Stored data entries
┌──
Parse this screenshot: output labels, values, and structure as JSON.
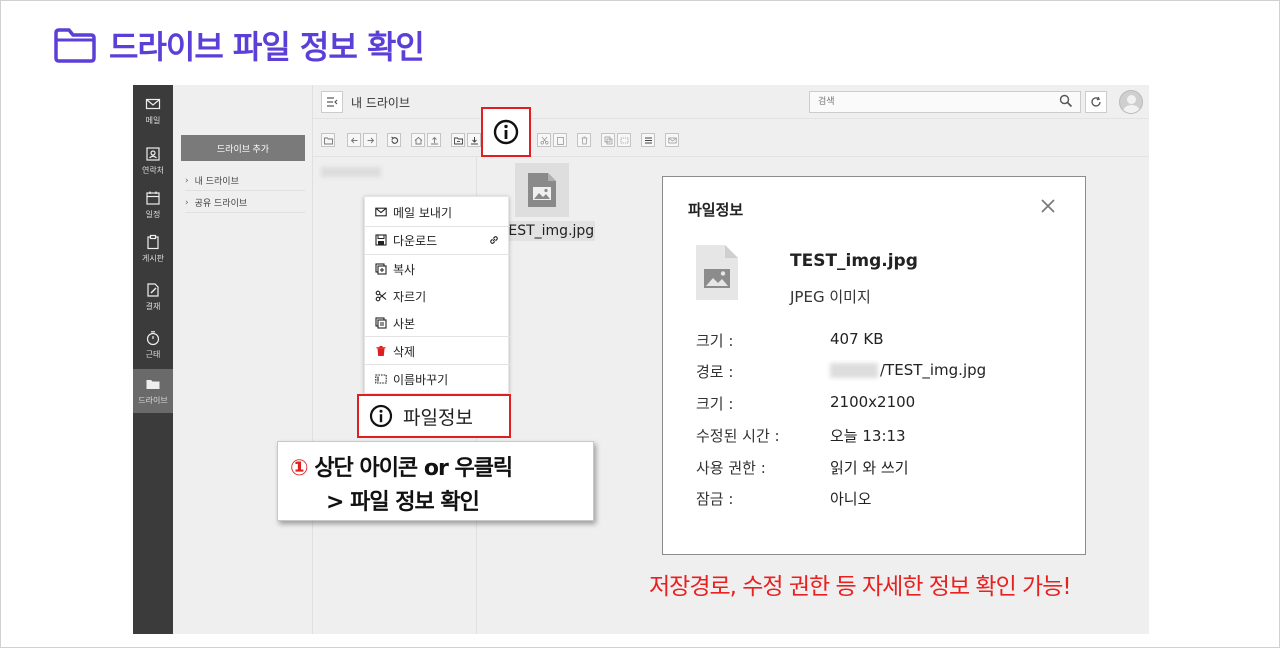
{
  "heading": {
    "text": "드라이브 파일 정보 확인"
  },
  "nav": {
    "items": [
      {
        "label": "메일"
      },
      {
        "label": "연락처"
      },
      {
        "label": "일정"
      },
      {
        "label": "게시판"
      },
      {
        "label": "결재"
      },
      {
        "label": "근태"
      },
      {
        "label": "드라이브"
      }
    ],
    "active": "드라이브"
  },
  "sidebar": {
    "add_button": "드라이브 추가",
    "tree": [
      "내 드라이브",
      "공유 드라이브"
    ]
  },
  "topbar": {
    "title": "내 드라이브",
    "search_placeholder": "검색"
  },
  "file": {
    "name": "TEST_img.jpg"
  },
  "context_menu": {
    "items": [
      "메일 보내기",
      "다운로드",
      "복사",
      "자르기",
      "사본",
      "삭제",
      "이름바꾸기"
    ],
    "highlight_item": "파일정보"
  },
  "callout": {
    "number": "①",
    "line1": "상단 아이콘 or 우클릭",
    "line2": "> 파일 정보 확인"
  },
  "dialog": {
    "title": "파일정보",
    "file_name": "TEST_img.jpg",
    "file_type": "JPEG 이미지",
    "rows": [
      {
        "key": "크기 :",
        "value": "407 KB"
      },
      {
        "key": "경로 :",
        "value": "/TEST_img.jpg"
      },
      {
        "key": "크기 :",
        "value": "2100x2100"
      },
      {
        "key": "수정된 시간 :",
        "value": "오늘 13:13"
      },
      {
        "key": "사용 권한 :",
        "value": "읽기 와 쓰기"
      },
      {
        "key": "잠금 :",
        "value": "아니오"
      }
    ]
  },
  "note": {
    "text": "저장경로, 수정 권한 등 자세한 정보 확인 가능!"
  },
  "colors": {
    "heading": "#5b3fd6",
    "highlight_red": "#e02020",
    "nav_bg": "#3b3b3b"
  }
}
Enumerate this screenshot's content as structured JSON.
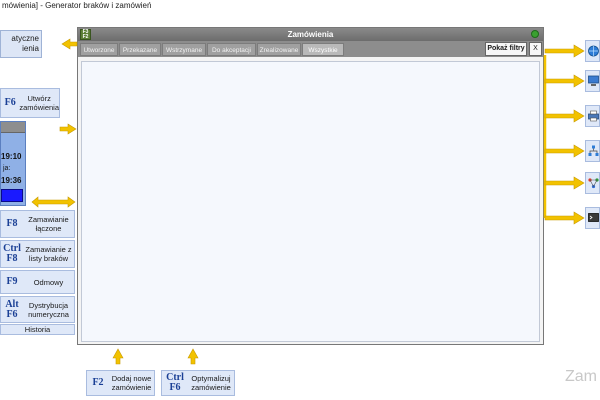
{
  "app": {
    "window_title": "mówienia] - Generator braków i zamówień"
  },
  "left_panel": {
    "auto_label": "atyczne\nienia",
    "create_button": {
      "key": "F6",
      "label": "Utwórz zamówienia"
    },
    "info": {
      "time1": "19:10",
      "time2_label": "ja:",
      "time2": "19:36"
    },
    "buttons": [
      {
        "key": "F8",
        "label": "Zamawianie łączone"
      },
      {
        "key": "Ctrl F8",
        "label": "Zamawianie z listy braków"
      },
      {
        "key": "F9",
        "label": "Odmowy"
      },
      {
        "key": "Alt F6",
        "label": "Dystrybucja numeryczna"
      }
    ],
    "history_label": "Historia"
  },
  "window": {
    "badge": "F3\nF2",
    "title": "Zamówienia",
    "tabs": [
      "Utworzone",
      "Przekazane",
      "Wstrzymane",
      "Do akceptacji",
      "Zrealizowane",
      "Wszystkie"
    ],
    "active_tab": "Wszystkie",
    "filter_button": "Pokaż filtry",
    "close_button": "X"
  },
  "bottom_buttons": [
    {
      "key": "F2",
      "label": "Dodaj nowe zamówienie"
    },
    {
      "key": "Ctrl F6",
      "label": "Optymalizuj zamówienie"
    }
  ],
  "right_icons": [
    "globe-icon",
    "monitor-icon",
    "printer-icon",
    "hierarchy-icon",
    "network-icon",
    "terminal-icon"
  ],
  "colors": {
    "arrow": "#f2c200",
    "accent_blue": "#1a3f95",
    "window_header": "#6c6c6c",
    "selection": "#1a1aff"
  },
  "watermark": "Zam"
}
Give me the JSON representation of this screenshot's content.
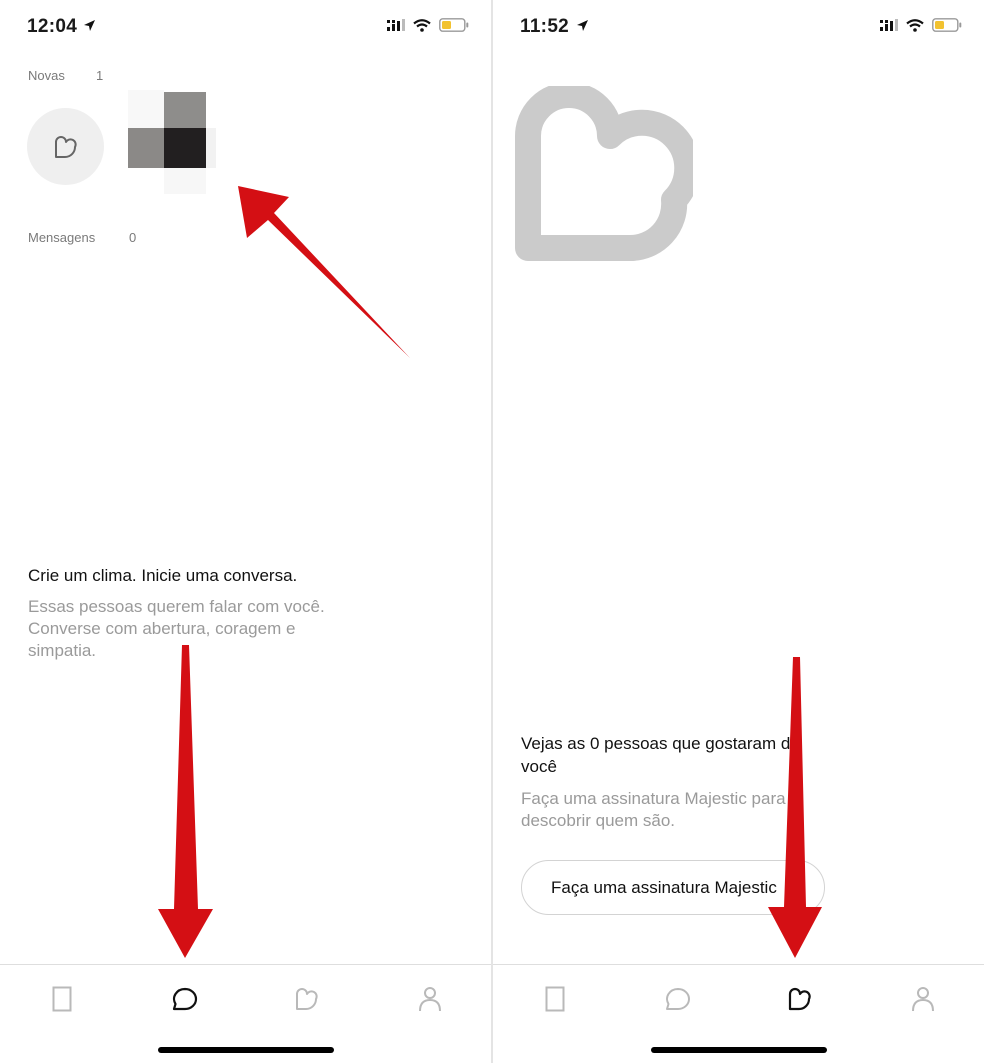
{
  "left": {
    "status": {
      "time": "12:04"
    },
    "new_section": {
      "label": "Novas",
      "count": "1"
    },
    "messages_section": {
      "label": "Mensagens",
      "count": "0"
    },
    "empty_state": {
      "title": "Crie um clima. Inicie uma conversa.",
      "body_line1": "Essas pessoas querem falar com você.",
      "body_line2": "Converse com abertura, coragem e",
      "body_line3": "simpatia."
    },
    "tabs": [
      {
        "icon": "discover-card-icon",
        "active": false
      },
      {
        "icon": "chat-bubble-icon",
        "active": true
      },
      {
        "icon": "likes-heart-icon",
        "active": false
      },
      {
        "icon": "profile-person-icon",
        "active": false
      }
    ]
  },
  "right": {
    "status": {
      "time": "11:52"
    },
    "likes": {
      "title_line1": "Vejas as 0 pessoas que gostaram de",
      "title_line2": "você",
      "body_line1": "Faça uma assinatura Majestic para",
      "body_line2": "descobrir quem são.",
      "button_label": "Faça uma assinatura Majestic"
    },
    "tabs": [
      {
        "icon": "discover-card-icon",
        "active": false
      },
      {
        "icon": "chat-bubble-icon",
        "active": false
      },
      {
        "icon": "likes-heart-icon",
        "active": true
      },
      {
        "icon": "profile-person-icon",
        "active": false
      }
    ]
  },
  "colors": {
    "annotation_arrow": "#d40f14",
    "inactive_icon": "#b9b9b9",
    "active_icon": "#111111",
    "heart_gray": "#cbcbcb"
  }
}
└──
┌──
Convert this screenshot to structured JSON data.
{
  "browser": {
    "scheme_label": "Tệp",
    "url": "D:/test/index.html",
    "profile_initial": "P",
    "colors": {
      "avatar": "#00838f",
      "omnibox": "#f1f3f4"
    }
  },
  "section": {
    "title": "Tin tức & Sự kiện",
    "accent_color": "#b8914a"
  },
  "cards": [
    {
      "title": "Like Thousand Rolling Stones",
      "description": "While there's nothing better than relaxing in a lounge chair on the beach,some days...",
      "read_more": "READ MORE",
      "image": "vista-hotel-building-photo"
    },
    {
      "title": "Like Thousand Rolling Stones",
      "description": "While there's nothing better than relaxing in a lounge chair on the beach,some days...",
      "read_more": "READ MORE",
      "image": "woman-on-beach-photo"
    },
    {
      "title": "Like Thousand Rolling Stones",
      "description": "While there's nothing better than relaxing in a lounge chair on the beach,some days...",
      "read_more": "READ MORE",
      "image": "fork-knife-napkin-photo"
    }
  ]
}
└──
┌──
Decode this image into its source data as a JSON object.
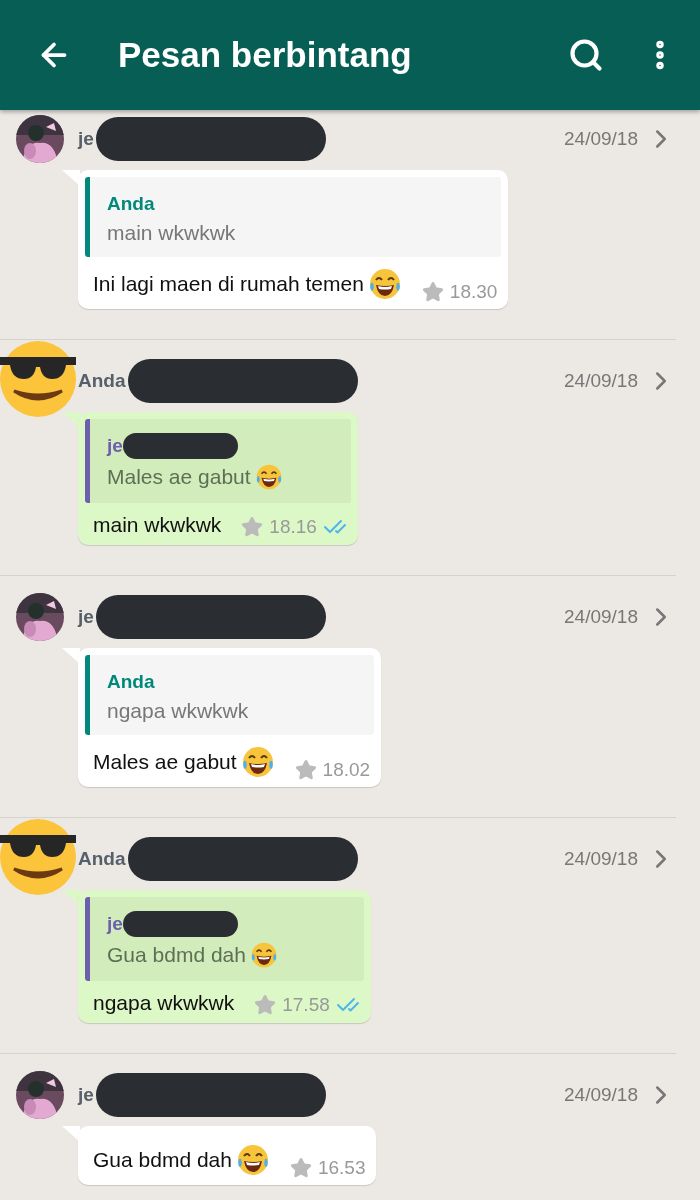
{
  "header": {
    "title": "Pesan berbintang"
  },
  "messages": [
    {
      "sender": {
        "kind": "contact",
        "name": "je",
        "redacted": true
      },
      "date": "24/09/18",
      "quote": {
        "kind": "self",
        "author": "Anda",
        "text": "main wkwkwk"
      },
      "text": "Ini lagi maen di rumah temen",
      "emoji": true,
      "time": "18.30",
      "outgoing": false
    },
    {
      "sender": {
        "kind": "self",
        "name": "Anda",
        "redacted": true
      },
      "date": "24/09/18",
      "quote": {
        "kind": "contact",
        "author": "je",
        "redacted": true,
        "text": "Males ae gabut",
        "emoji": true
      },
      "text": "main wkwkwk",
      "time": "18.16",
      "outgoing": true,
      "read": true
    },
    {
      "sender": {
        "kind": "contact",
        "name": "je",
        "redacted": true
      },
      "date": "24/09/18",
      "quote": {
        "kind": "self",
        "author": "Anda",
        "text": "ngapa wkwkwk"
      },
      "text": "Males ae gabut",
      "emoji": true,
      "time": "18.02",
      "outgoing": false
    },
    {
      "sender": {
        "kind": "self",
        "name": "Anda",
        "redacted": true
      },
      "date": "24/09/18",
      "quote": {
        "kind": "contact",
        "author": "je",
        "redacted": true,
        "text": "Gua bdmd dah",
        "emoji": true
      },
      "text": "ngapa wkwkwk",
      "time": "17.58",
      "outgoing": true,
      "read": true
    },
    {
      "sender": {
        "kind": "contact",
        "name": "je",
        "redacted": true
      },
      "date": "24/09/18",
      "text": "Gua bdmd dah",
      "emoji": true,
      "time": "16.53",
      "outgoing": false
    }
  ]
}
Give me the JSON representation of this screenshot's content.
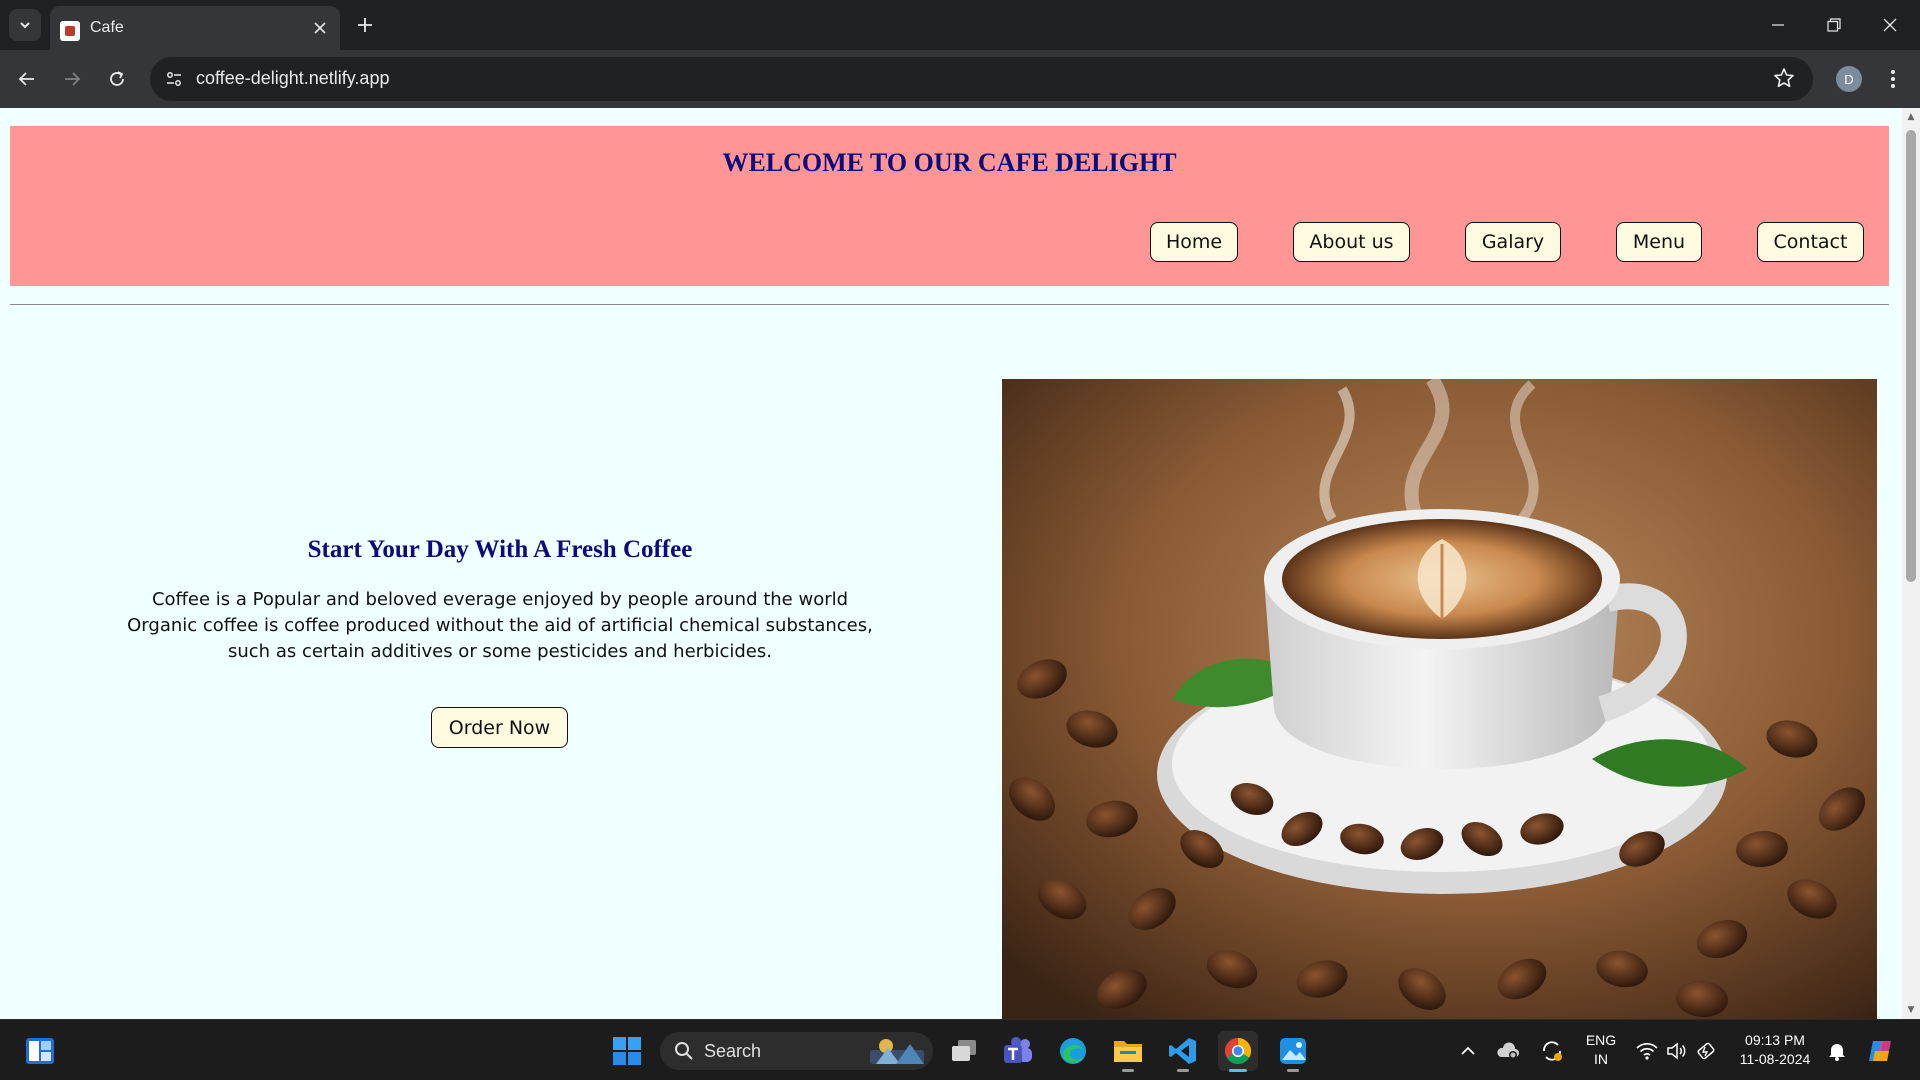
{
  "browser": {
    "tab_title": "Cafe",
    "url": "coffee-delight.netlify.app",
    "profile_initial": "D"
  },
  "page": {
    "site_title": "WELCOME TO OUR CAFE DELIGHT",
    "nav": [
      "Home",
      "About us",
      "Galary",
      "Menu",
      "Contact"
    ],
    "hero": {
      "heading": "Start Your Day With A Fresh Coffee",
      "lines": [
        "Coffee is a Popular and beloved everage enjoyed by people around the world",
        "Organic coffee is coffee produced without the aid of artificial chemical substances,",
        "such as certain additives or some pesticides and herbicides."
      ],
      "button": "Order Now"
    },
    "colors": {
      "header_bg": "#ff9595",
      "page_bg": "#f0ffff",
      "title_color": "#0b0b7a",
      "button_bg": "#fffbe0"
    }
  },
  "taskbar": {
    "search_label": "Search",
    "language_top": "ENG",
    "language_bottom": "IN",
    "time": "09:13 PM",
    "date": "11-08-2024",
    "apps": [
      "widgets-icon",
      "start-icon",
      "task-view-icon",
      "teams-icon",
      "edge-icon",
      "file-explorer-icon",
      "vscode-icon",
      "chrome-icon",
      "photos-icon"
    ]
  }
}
└──
Go through the records above and copy every line with the word "Majestic".

Result
      "body_line1": "Faça uma assinatura Majestic para",
      "button_label": "Faça uma assinatura Majestic"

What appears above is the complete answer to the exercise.